* _Cel A_
Na podstawie fragmentu recenzji poniżej odpowiedz na pytania:
(i) W którym miesiącu i roku zaczyna się narracja prowadzona przez Goldberga?
(ii) Jaki tytuł nosi debiutancki album Nirvany?
(iii) Czemu poświęcony jest rozdział szósty?

* _Fragment strony_
——

Bardzo wartościowy jest w mojej
opinii wstęp do książki. Goldberg uzasadnia w nim motywy powstania biografii,
wskazuje także na bardzo ważny wątek, jakim jest ludzka pamięć. Tłumacz tym
samym konieczność czerpania informacji z innych źródeł o których już wcześniej
wspomniałam. Co więcej ma do zaoferowania książka?
Po pierwsze trzeba zaznaczyć, że nie
jest to pozycja dla kogoś, kto nie interesował się wcześniej Nirvaną i samym
Kurtem. Narracja prowadzona przez Goldberga rozpoczyna się od pierwszego
spotkania z zespołem w listopadzie 1990 r. – niemal półtora roku po ukazaniu się
debiutanckiego albumu Nirvany - ,,Bleach”. Po drugie – rozczarowało mnie
trochę, że w biografii Kurta tak mało jest jego samego. Książka jest ciekawa, jednak
w dużej mierze poświęcona technicznej stronie współpracy z zespołem. Jest to
oczywiście bardzo interesujące zagadnienie, jednak nie w przypadku, kiedy tytuł
książki jasno wskazuje, że ma ona być poświęcona konkretnej osobie. Pierwsze
pięć rozdziałów jest opisem niuansów pracy menedżera, sytuacji rynku muzycznego
oraz nastrojów politycznych na początku lat 90. w Stanach Zjednoczonych. Stanowi
to oczywiście wspaniały wstęp do rozważań nad niespotykanym sukcesem Nirvany oraz
tego, z czym zespół musiał się mierzyć, ale postać Kurta Cobaina jest w tych
rozdziałach ukazana w sposób marginalny. Więcej informacji na temat muzyka pojawia
się mniej więcej od rozdziału szóstego – poświęconego relacji z Courtney Love.

——

* _Cel B_
Przepisz bez zmian wiersze wpisów od wiersza zawierającego „d-ytick-label: 30 [1330, 775, 1358, 806]” aż do wiersza zawierającego „d-ytick-label: 10 [1330, 1421, 1358, 1451]”, łącznie z oboma tymi wierszami.

Wpisy z ramkami ograniczającymi:
——

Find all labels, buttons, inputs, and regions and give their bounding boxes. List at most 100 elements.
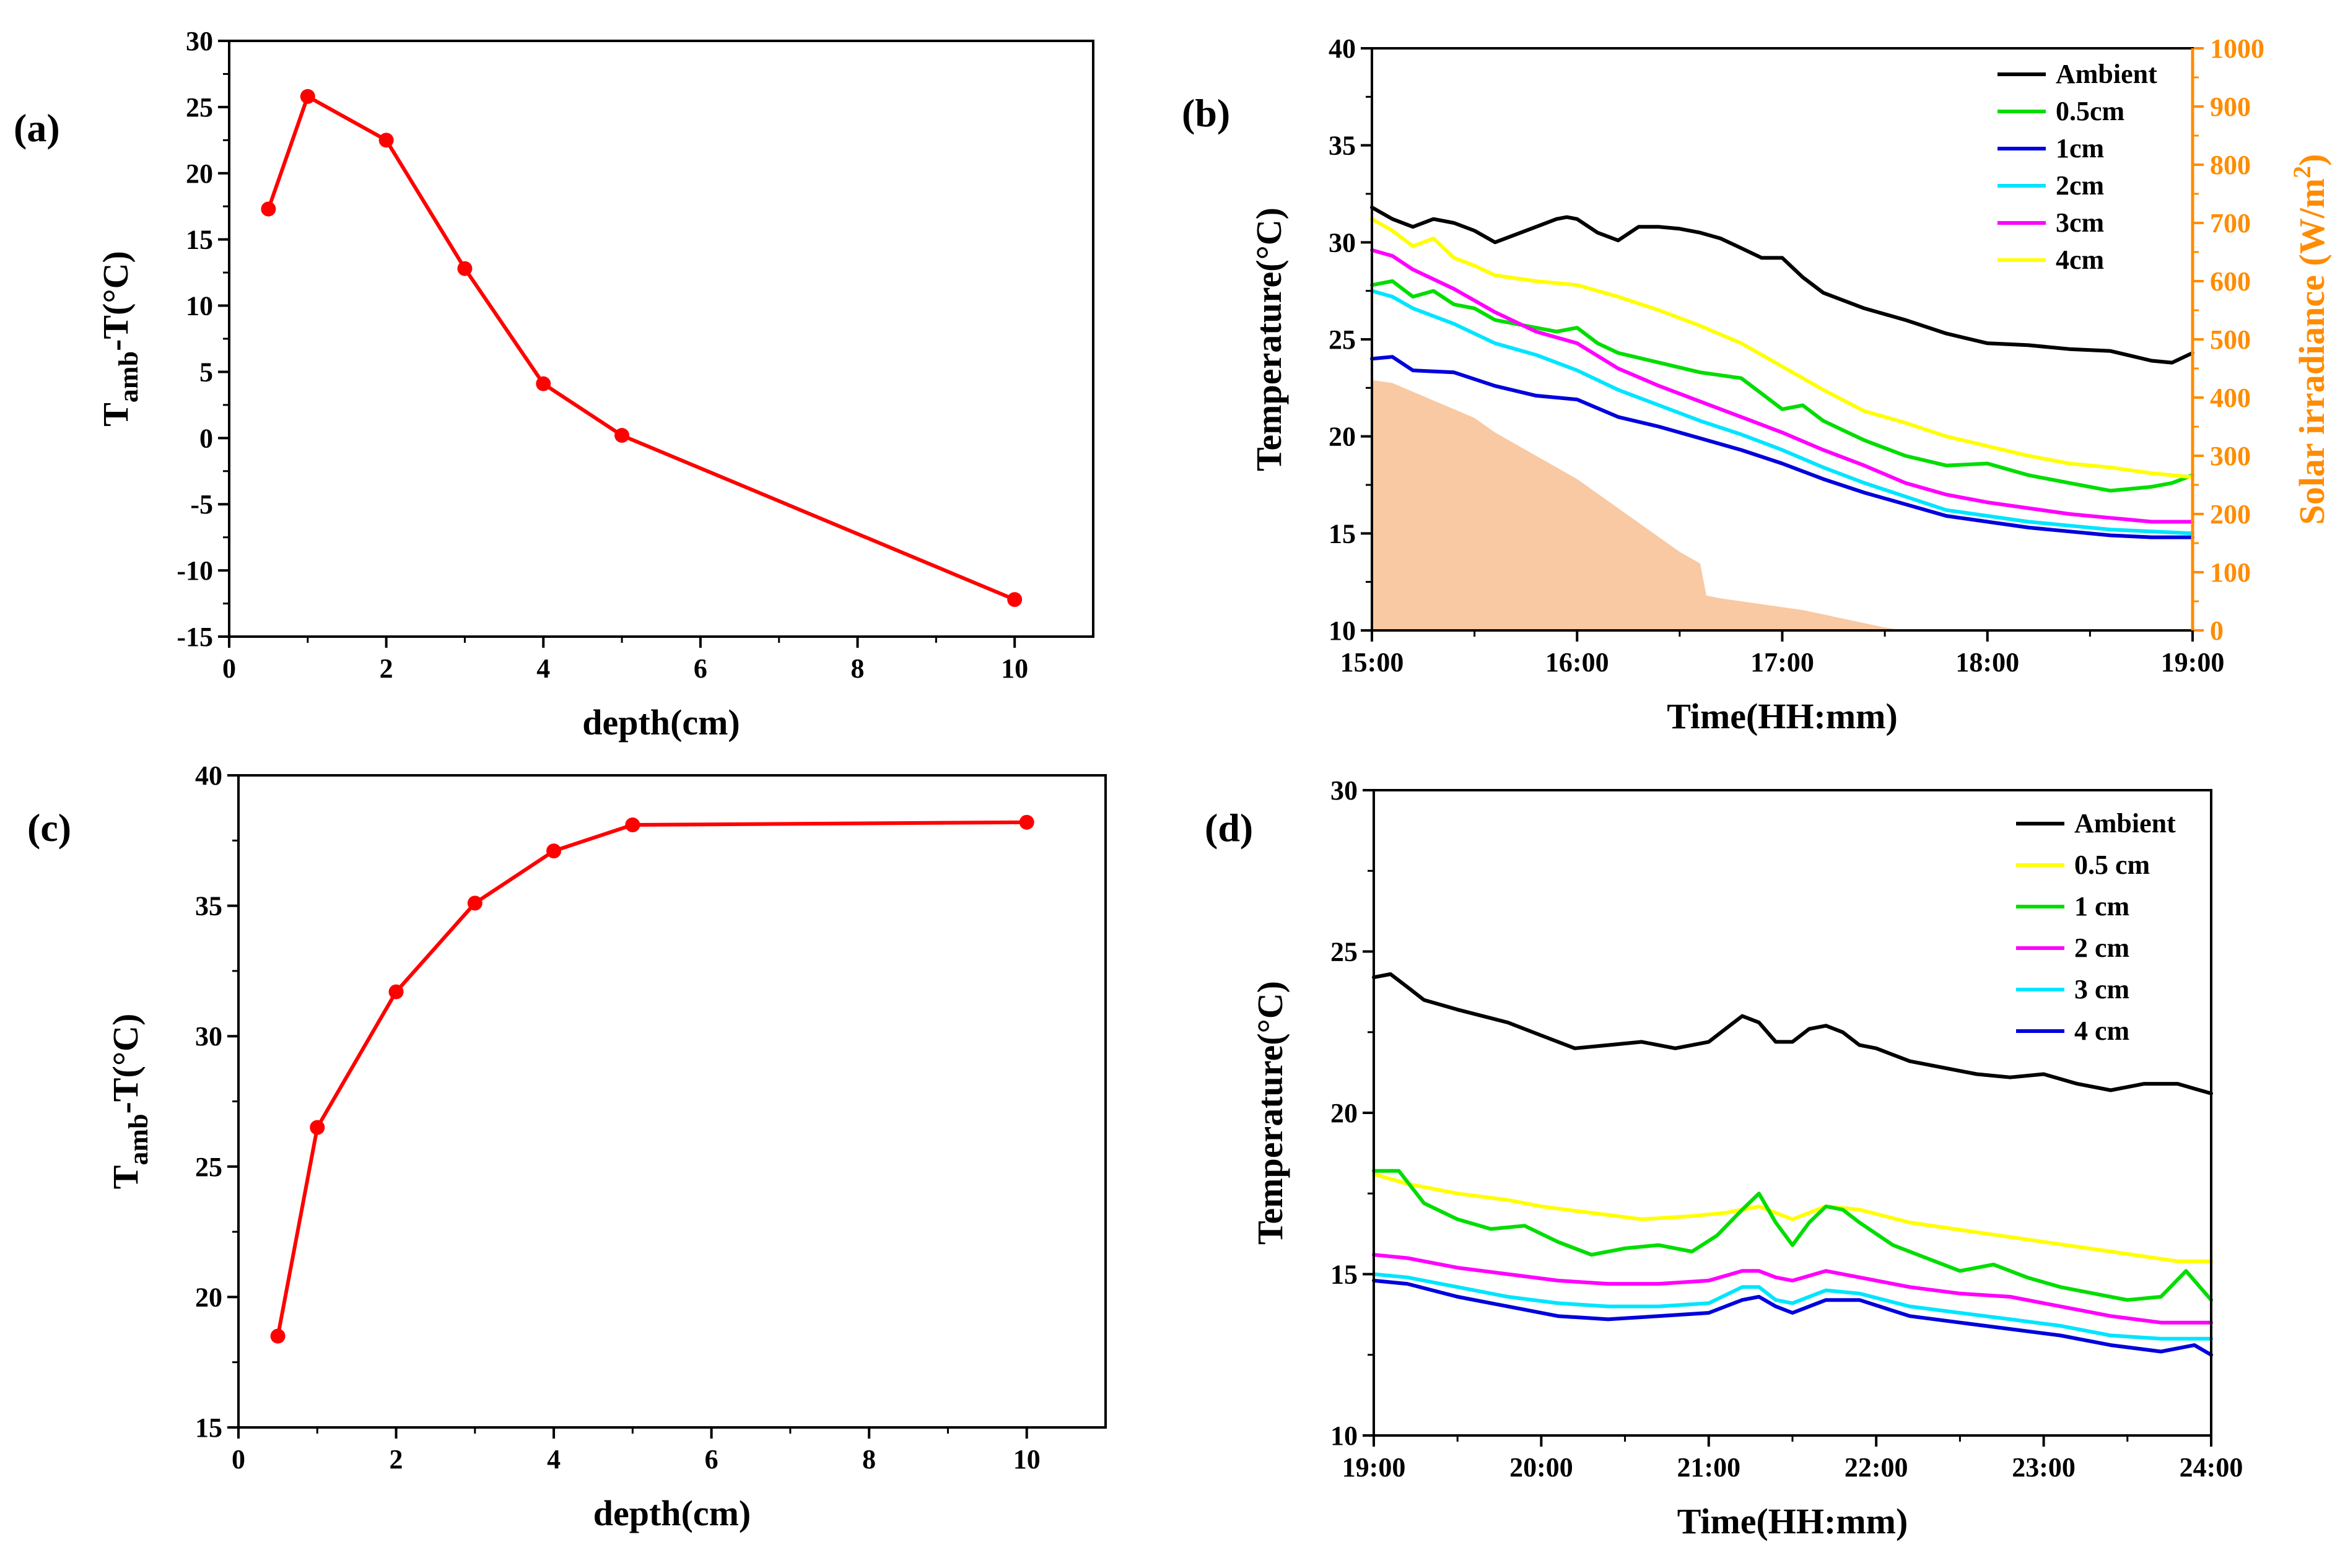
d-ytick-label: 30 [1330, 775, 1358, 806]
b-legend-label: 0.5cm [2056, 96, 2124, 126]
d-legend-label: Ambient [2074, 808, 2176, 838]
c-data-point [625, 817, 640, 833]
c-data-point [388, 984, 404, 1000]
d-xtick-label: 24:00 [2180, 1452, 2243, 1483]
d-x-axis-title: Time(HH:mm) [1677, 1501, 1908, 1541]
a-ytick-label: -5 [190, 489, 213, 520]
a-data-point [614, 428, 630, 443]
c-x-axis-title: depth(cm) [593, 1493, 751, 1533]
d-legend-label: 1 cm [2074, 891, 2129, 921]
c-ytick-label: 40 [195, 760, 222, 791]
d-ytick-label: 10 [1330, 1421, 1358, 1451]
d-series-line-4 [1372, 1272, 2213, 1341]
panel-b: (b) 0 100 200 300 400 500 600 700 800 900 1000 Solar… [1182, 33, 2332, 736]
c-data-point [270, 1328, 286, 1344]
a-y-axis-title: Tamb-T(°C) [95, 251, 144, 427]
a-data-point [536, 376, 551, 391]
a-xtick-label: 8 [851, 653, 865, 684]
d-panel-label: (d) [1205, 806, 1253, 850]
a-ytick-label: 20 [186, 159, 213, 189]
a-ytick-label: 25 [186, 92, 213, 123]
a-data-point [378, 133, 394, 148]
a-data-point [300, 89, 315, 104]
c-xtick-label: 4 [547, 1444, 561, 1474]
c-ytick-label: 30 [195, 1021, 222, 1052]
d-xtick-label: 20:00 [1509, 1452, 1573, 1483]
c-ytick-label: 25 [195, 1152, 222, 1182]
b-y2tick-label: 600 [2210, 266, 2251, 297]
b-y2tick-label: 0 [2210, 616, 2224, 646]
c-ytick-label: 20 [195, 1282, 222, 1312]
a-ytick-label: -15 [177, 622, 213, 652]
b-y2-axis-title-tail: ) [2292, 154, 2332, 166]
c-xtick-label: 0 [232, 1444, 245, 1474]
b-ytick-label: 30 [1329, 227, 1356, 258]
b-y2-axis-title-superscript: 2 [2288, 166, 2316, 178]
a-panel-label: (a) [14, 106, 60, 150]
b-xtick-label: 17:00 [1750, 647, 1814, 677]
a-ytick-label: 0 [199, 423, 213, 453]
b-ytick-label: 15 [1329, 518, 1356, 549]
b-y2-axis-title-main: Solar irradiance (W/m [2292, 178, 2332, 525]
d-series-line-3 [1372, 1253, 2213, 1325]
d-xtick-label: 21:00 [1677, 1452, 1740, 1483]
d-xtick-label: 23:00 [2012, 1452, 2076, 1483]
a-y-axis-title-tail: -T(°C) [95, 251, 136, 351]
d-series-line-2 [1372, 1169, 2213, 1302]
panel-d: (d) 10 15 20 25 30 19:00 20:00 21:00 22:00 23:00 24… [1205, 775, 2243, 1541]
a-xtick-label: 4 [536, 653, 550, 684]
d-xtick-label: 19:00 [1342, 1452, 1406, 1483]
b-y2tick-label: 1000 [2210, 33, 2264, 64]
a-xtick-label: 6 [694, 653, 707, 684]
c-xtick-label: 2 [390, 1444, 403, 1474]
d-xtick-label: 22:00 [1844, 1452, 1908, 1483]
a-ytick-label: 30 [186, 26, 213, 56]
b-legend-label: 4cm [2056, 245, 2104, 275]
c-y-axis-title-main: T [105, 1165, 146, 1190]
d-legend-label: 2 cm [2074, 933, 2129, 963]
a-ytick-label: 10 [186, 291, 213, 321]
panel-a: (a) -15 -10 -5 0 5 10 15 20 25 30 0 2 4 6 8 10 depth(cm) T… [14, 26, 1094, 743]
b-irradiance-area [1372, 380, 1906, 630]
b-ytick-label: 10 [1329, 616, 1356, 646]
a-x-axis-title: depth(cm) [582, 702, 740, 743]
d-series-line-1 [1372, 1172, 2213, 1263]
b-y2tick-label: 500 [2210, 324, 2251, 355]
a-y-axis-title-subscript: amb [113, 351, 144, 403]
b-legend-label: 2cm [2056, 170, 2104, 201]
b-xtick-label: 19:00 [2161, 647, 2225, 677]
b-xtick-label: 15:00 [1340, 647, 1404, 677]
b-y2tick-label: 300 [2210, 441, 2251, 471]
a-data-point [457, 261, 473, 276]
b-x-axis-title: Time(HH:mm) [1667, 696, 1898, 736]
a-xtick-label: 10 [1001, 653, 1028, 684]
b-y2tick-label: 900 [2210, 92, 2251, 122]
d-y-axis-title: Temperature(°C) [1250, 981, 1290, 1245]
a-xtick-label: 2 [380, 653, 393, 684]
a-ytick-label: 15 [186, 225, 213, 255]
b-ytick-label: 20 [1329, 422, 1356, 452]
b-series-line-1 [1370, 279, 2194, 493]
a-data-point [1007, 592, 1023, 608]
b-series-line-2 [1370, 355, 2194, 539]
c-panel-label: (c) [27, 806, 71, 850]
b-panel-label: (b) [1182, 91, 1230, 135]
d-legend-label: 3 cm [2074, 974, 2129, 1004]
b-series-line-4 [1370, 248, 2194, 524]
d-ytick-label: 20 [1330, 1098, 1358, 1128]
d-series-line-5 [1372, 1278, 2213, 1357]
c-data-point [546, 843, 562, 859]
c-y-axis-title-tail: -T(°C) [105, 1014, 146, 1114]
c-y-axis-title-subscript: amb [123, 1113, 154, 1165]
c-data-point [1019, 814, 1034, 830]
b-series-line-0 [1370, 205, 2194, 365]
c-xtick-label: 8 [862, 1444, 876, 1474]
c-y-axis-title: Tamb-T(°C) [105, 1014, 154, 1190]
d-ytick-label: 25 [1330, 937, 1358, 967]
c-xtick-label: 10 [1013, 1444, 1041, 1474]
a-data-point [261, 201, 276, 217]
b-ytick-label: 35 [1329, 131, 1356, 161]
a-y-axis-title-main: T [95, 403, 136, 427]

——

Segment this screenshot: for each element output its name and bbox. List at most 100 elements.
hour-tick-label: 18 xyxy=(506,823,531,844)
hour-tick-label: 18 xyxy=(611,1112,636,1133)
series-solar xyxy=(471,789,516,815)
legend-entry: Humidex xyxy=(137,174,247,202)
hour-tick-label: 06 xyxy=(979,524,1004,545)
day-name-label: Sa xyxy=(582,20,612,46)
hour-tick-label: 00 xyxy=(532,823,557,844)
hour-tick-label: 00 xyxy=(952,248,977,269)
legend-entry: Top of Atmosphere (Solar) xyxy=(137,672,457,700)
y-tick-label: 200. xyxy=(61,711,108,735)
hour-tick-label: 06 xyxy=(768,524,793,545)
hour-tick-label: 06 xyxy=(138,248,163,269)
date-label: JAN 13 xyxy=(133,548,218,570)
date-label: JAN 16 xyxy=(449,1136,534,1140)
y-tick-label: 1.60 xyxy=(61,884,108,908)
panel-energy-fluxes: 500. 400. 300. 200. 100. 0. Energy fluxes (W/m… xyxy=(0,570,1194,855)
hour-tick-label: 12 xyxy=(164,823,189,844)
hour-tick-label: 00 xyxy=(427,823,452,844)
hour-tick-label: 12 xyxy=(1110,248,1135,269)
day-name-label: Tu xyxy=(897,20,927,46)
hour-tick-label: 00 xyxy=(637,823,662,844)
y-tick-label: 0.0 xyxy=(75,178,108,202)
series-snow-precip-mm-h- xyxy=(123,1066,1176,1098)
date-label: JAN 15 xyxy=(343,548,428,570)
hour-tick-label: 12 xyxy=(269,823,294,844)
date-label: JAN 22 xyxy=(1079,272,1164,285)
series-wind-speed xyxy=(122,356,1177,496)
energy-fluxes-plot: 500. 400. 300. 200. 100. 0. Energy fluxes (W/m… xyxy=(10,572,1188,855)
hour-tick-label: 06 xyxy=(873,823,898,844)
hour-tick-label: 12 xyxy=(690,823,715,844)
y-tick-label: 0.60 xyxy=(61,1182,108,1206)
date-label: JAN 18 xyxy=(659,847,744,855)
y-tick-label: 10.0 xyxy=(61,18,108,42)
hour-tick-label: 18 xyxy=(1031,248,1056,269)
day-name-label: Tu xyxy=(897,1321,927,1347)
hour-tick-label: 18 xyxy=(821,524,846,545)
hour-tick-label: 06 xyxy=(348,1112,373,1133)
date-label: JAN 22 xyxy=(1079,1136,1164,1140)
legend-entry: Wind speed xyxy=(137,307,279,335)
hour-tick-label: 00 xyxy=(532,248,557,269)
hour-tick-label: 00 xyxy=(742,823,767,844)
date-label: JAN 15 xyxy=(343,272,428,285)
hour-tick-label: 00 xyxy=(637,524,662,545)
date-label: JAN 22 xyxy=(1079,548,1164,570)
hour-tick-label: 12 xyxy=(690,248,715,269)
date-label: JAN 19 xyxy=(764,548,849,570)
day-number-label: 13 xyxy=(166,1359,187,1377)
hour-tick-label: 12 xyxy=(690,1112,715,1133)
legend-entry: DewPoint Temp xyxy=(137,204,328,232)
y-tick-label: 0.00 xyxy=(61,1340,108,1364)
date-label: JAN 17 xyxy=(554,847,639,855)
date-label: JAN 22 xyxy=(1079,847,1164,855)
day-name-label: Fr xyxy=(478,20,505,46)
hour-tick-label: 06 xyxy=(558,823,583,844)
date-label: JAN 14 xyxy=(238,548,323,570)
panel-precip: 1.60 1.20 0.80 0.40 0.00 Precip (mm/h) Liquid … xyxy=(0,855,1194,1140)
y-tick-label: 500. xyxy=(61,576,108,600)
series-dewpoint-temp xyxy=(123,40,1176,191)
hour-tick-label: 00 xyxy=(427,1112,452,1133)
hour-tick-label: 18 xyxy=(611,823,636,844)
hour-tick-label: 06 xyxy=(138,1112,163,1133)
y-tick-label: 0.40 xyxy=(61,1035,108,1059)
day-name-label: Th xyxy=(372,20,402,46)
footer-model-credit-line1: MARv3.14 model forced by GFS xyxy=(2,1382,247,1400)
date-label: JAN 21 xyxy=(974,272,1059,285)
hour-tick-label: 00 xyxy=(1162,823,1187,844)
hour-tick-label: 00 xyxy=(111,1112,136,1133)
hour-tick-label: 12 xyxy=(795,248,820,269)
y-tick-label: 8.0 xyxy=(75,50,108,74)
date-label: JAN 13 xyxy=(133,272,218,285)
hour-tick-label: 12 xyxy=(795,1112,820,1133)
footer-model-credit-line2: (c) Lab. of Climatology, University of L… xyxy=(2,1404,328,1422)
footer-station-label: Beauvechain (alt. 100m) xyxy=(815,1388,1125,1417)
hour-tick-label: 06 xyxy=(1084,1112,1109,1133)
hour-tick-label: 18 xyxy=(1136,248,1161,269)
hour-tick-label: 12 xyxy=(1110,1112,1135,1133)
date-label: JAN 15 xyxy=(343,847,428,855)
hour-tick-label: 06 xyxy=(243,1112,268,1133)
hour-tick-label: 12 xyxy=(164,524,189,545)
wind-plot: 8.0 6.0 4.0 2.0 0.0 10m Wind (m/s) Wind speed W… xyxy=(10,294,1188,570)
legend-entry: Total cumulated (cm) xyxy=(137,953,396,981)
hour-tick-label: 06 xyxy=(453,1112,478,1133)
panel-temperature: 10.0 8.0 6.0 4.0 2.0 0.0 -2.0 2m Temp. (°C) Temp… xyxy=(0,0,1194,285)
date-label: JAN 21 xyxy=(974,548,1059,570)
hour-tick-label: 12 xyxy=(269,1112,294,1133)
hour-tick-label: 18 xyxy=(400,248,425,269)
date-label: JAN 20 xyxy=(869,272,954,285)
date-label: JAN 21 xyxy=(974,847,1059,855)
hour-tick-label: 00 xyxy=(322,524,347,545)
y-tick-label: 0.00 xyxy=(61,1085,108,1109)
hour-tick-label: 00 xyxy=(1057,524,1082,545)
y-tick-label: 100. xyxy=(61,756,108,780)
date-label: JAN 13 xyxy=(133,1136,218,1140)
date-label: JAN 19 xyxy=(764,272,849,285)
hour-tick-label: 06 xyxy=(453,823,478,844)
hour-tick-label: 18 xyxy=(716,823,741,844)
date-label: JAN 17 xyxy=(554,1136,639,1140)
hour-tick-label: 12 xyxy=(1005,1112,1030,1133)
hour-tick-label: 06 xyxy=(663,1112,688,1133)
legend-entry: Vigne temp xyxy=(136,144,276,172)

——

* _Poprawna odpowiedź A_
(i) W listopadzie 1990 r.
(ii) „Bleach”.
(iii) Relacji z Courtney Love.

* _Poprawna odpowiedź B_
d-ytick-label: 30 [1330, 775, 1358, 806]
b-legend-label: 0.5cm [2056, 96, 2124, 126]
d-legend-label: Ambient [2074, 808, 2176, 838]
c-data-point [625, 817, 640, 833]
c-data-point [388, 984, 404, 1000]
d-xtick-label: 24:00 [2180, 1452, 2243, 1483]
d-x-axis-title: Time(HH:mm) [1677, 1501, 1908, 1541]
a-ytick-label: -5 [190, 489, 213, 520]
a-data-point [614, 428, 630, 443]
c-x-axis-title: depth(cm) [593, 1493, 751, 1533]
d-legend-label: 1 cm [2074, 891, 2129, 921]
c-ytick-label: 40 [195, 760, 222, 791]
d-ytick-label: 10 [1330, 1421, 1358, 1451]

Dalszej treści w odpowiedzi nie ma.